- _Problem_:
Pick out the lines containing "NEUTRAL".

━━━━━━━━

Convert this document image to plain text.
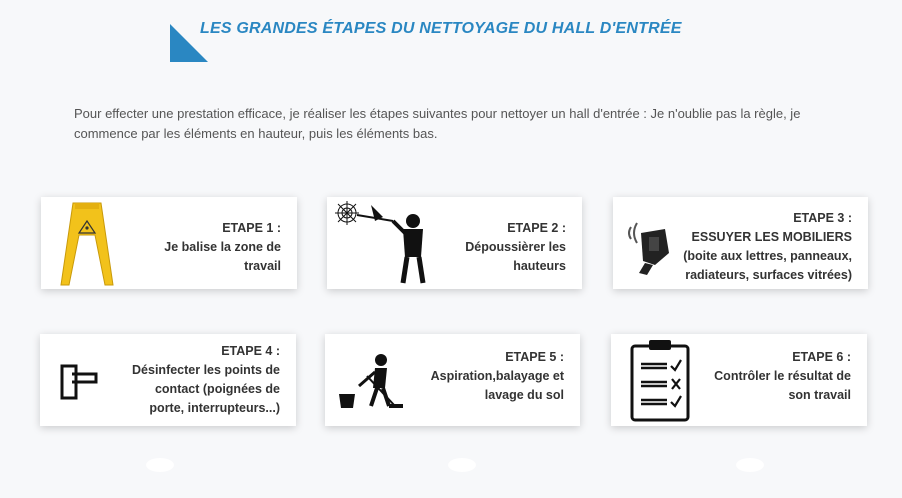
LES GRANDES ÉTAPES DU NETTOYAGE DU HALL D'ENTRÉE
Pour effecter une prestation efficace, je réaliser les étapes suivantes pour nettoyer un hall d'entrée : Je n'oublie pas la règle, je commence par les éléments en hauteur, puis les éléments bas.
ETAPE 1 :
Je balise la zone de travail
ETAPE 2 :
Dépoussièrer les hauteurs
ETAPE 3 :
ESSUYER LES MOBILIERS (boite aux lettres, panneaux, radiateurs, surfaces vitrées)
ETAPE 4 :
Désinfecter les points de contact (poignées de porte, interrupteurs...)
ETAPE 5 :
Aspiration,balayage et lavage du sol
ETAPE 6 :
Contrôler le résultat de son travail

━━━━━━━━

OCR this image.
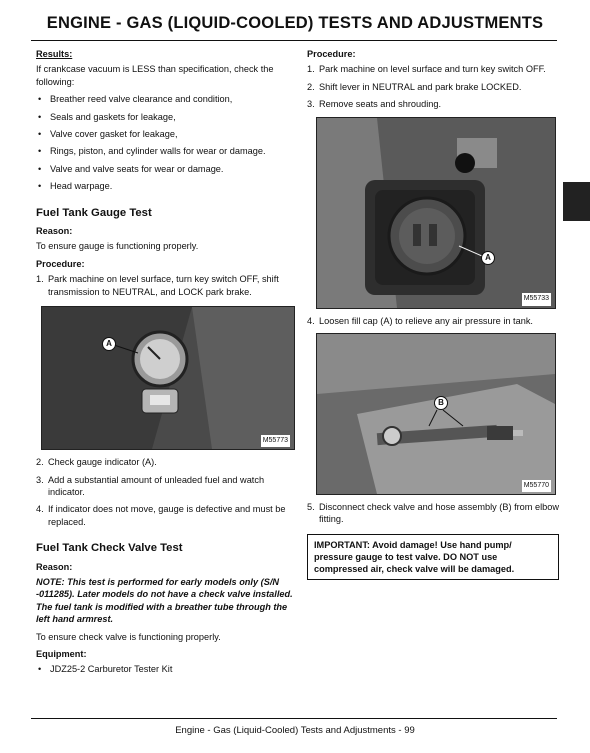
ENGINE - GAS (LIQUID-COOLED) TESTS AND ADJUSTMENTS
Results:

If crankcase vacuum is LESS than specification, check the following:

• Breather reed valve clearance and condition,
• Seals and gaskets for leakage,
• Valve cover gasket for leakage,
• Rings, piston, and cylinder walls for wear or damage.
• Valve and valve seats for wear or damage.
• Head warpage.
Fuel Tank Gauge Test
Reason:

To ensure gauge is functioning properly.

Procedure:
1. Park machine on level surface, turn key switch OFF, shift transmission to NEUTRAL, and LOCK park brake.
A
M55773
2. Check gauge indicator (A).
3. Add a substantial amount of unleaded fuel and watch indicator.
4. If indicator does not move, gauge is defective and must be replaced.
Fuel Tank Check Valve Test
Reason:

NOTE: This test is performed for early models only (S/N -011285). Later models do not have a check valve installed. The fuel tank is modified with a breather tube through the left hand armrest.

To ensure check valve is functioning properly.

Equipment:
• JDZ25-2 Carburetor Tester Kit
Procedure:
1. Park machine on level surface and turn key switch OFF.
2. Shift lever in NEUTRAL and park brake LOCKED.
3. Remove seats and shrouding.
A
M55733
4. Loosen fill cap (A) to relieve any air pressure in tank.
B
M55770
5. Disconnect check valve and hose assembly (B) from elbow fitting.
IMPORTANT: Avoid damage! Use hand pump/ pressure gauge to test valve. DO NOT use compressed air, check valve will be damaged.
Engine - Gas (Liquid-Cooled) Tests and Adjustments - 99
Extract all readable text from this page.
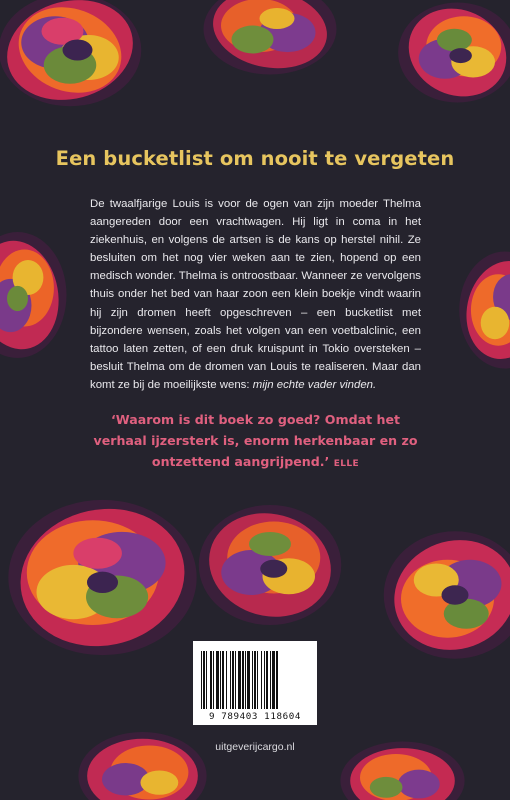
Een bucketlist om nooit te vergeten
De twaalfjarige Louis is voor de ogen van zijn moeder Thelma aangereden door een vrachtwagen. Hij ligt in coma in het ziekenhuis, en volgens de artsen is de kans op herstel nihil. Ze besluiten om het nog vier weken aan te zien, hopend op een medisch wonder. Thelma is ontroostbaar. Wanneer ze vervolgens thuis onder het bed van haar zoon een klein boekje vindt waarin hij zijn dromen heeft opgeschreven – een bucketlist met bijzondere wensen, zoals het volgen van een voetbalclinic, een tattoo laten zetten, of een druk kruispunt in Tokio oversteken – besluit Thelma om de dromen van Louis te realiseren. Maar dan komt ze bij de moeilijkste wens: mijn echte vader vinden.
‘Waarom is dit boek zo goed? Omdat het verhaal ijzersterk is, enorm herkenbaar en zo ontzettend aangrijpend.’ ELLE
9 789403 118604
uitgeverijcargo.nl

━━━━━━━━

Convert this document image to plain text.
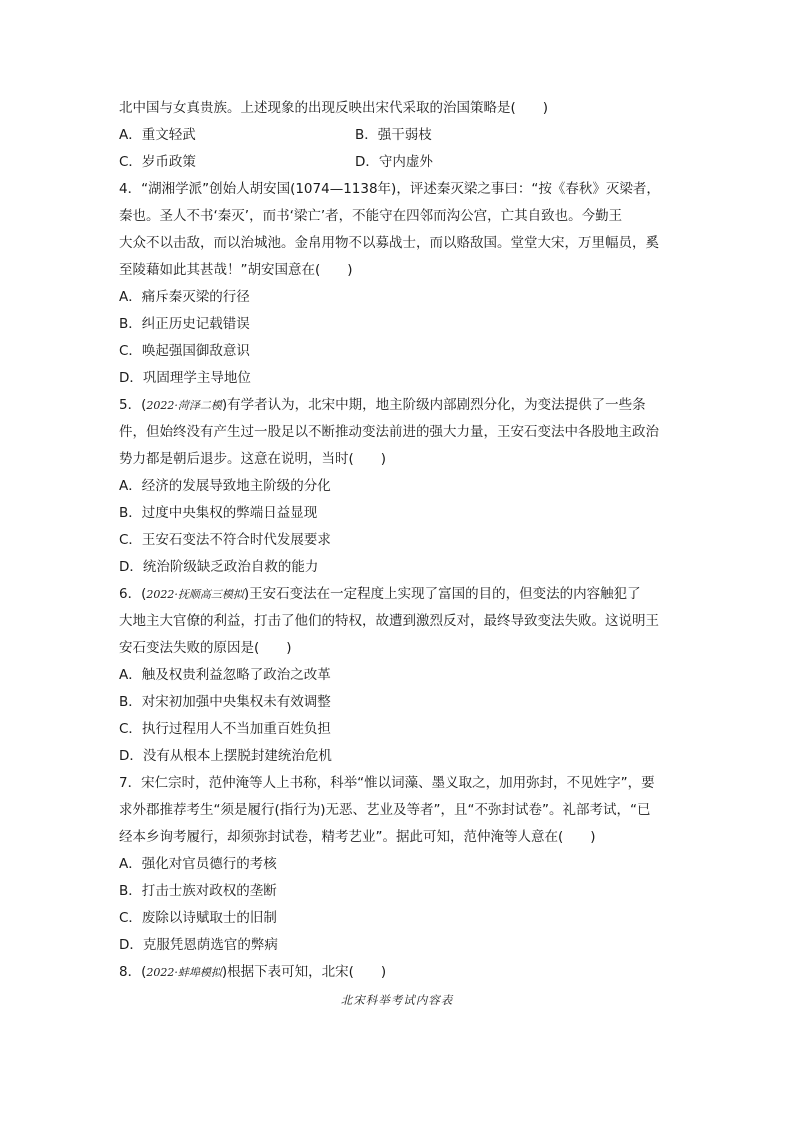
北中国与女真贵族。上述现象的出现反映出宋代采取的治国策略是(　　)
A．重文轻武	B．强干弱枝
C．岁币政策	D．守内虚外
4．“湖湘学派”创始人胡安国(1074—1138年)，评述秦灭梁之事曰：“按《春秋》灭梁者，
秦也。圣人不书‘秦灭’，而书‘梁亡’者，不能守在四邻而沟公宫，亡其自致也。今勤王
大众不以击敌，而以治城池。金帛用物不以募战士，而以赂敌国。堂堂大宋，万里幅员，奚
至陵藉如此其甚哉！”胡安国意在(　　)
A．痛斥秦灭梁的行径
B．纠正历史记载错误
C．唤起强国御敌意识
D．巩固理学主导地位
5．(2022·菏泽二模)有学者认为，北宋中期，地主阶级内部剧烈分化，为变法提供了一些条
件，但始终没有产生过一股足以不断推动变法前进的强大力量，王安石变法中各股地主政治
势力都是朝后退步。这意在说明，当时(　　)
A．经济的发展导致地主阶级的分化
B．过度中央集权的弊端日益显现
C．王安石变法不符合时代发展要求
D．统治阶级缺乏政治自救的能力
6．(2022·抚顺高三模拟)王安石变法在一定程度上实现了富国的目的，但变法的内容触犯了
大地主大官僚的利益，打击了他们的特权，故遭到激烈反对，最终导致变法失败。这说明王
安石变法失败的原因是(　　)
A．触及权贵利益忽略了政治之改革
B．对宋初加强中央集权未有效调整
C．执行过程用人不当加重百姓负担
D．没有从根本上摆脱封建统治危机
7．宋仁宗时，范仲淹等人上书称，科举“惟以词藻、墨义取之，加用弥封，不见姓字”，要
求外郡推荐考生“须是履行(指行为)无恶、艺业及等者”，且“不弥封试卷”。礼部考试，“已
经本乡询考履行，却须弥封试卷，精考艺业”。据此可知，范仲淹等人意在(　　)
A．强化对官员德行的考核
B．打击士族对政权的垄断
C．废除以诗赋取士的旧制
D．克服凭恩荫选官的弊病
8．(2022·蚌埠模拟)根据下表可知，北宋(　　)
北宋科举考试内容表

━━━━━━━━

- _Solution_:
1. Park machine on level surface, turn key switch OFF, shift transmission to NEUTRAL, and LOCK park brake.
2. Shift lever in NEUTRAL and park brake LOCKED.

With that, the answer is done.